# RECORD LIST start

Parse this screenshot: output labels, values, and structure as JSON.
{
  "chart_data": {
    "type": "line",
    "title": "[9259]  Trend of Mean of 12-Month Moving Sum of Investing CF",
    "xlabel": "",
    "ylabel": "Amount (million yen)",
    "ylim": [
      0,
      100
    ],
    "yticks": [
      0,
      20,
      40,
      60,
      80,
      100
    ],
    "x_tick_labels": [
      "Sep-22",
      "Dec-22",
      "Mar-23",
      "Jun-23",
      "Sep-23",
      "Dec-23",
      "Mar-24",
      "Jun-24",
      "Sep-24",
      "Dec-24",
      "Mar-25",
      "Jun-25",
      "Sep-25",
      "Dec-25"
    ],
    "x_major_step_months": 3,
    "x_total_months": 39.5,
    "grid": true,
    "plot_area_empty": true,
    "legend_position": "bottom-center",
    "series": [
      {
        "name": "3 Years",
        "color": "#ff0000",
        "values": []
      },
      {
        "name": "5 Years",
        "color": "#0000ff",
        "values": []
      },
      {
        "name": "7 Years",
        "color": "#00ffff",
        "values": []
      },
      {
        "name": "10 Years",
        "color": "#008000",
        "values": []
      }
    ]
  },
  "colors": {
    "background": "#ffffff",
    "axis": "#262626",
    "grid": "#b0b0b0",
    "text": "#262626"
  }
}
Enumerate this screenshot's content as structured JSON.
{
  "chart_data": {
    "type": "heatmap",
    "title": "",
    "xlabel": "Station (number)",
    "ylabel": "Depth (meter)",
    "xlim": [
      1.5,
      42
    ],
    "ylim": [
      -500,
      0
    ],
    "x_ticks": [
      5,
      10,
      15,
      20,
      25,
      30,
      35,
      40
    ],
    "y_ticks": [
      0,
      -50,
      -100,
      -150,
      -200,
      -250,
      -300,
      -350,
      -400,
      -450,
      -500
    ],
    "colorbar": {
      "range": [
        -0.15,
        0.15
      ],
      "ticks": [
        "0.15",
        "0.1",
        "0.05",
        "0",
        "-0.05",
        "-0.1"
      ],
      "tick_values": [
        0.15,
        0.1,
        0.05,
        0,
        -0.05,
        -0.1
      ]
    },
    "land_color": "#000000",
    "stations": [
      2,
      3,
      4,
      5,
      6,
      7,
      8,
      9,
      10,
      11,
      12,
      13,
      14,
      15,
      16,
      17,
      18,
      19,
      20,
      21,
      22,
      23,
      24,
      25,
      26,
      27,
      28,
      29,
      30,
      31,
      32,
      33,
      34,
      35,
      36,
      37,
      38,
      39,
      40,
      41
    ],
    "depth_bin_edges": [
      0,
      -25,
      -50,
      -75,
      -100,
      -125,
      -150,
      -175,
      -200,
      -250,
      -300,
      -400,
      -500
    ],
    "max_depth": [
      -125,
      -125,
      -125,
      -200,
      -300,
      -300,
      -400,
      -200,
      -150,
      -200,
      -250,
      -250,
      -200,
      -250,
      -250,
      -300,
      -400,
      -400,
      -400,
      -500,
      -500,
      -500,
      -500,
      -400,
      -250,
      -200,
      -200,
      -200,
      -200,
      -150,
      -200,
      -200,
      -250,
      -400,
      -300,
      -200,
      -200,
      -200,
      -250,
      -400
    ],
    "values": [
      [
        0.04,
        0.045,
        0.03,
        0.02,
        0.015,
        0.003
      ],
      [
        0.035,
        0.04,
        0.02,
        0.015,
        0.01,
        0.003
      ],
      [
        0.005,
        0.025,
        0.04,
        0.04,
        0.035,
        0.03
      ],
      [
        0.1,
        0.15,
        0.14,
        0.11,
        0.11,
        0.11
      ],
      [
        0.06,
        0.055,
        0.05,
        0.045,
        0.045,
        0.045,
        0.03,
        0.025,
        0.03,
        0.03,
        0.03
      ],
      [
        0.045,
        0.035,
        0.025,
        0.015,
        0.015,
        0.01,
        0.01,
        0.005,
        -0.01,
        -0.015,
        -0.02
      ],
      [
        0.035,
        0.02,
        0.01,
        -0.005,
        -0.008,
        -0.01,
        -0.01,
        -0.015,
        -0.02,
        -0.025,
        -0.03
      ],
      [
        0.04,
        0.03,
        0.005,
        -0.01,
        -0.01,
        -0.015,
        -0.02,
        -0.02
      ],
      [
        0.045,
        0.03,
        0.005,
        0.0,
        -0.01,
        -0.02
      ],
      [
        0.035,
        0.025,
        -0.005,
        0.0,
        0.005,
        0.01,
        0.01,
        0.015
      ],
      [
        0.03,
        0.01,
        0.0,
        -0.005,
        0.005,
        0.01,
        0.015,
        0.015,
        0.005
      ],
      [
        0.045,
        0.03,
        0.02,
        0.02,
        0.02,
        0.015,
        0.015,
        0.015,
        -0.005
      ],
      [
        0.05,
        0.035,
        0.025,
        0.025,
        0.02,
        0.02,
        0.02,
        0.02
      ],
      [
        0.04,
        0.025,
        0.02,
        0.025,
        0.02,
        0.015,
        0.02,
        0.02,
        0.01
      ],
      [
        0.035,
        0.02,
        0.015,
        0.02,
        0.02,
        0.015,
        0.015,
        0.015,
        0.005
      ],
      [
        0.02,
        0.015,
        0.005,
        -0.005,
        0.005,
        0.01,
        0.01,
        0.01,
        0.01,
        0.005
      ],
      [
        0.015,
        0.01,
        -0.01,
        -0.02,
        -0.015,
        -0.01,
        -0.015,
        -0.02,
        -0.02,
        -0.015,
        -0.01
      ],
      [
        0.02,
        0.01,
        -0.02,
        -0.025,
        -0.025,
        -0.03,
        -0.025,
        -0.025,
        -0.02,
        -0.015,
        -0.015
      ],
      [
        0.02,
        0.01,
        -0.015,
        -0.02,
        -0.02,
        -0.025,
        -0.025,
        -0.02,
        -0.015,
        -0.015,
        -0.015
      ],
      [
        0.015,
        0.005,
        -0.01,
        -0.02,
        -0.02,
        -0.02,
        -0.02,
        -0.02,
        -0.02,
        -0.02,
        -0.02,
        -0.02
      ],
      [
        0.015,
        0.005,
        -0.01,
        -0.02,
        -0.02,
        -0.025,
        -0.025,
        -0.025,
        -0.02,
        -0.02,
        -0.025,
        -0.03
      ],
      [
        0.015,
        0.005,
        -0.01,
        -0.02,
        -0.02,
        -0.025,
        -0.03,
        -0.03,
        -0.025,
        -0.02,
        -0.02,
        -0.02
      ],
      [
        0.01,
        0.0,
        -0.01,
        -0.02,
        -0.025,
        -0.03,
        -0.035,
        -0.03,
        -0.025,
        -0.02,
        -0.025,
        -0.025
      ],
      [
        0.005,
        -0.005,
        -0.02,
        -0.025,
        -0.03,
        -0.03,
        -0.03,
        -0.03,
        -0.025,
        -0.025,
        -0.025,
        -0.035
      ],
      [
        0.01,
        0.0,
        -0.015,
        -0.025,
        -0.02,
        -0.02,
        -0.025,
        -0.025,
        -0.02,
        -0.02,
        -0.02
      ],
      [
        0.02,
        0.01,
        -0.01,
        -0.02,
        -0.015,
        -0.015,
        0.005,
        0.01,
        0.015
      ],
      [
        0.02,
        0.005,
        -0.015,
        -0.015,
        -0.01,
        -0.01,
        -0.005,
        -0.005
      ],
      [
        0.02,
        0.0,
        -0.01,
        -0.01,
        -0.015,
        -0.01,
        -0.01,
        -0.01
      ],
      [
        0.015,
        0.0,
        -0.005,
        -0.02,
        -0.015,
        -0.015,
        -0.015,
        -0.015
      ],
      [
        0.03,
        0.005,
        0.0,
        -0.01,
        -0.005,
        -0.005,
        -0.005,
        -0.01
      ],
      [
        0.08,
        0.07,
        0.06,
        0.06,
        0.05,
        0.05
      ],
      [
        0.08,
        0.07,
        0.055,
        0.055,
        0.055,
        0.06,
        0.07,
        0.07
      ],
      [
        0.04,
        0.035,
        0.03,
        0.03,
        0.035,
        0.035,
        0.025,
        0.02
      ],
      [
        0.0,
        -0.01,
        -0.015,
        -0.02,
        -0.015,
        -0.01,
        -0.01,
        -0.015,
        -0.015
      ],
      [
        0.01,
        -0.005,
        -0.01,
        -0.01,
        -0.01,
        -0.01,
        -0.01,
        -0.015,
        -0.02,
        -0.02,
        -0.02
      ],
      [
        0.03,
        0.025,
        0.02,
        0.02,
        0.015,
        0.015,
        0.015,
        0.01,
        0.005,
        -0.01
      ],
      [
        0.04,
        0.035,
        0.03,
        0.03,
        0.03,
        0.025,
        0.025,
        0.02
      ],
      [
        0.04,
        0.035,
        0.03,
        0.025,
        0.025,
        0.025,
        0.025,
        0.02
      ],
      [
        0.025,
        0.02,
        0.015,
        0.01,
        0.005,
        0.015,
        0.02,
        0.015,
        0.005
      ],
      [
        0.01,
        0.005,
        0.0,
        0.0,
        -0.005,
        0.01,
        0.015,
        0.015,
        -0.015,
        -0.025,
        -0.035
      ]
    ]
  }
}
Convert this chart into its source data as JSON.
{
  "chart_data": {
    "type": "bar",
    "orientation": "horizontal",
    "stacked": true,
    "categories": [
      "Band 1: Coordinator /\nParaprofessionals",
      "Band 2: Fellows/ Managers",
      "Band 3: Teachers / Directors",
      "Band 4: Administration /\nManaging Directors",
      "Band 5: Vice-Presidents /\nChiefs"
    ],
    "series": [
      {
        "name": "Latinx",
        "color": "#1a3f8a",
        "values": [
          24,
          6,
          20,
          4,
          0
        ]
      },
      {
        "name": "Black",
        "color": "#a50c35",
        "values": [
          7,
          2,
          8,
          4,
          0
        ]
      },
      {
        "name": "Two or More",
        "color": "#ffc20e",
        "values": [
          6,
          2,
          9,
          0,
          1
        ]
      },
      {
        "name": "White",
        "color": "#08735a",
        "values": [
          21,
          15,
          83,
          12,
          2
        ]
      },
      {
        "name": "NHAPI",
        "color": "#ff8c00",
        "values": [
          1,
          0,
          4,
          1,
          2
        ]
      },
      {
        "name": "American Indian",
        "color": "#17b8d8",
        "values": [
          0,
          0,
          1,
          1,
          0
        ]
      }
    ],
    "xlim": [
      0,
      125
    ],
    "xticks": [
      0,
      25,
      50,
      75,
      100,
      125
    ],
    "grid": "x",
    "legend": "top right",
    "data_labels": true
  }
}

# RECORD LIST end

◆ **WHAT IS EXPECTED**
Go through the listing above and list every line that has the word "ylabel".

◆ **RESPONSE TO THE TASK**
    "ylabel": "Amount (million yen)",
    "ylabel": "Depth (meter)",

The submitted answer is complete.